Exercise aim:
Gather from the material every line that contains the string "Black".
== Listed records ==
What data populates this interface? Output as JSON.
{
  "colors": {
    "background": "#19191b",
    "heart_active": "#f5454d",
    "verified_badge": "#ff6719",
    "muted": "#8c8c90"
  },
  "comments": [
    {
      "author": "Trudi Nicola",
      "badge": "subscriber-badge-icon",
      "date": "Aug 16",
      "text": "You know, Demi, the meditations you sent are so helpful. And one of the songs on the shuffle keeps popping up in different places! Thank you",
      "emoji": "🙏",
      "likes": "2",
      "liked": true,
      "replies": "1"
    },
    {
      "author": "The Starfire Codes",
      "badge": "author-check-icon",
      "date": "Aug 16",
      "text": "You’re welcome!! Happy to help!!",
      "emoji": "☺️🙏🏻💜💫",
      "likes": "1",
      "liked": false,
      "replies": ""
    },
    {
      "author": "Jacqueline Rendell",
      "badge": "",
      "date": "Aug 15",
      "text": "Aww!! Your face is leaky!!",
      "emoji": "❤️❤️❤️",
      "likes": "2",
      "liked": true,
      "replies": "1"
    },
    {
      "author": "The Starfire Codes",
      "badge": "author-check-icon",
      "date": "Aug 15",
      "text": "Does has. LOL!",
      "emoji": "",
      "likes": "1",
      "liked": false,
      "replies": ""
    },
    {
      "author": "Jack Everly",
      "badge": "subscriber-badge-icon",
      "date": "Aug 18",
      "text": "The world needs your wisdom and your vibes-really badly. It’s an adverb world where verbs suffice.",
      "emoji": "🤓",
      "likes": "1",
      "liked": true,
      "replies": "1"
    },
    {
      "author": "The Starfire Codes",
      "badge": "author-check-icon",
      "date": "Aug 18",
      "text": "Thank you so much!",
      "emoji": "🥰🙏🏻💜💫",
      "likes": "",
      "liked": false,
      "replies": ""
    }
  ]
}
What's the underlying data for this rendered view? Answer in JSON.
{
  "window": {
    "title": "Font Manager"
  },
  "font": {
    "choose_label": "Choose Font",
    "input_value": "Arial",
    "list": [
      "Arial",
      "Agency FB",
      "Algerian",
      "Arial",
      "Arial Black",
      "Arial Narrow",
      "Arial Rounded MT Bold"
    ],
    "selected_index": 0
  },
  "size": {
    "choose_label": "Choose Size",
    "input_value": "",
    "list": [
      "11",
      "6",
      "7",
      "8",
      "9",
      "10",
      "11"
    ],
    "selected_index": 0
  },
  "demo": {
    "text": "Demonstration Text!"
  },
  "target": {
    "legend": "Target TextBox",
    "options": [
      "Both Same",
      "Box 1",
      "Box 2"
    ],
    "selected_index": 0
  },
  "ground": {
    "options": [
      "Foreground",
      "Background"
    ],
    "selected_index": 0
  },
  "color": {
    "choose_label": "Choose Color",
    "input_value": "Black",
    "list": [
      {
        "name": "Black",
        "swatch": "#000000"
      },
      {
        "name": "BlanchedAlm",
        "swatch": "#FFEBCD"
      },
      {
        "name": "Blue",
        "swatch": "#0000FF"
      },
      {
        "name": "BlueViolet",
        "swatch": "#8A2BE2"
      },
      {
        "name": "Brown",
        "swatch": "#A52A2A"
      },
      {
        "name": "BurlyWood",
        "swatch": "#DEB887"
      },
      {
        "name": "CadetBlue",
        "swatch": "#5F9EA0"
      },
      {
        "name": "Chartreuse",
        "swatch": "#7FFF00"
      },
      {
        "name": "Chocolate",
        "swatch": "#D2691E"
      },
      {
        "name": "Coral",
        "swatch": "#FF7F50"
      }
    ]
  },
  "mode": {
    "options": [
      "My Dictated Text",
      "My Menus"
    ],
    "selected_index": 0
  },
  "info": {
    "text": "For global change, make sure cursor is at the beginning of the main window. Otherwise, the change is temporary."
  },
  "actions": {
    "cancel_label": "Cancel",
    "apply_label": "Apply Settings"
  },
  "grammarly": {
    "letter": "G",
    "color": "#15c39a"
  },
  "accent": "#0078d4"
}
===
Answer to this exercise:
      "Arial Black",
    "input_value": "Black",
        "name": "Black",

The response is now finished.